(Given problem): Extract all lines containing "color".
──────
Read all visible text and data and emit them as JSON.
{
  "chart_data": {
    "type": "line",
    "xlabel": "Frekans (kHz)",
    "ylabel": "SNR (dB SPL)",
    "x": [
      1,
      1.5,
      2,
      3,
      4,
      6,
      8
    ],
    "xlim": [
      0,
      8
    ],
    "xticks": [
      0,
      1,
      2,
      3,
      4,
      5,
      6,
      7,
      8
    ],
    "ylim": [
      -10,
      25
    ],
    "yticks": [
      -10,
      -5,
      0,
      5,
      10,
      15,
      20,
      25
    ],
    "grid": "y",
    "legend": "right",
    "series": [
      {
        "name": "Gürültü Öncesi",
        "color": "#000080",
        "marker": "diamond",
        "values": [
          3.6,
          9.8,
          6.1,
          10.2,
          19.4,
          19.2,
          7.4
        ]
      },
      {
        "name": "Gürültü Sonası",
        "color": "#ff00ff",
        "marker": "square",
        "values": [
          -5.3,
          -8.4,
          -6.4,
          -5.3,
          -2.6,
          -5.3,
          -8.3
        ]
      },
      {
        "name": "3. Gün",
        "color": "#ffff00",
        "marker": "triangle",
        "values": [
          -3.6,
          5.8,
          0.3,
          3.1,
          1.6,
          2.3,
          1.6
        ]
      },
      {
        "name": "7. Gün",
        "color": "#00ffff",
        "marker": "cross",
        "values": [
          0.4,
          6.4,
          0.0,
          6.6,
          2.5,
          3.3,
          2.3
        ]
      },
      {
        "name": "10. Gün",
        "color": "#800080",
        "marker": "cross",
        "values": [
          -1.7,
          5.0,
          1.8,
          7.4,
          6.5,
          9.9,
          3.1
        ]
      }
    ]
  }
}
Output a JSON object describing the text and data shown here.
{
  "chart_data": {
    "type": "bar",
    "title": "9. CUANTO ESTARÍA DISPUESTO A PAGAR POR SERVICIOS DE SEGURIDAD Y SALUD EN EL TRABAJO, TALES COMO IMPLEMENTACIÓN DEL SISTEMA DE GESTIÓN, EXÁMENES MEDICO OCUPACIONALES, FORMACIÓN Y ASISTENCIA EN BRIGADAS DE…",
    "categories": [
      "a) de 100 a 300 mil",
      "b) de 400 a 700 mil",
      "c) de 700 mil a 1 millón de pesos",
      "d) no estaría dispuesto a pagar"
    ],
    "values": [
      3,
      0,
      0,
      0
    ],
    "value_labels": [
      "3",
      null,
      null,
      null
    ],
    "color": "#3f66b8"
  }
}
──────
(Solution):
        "color": "#000080",
        "color": "#ff00ff",
        "color": "#ffff00",
        "color": "#00ffff",
        "color": "#800080",
    "color": "#3f66b8"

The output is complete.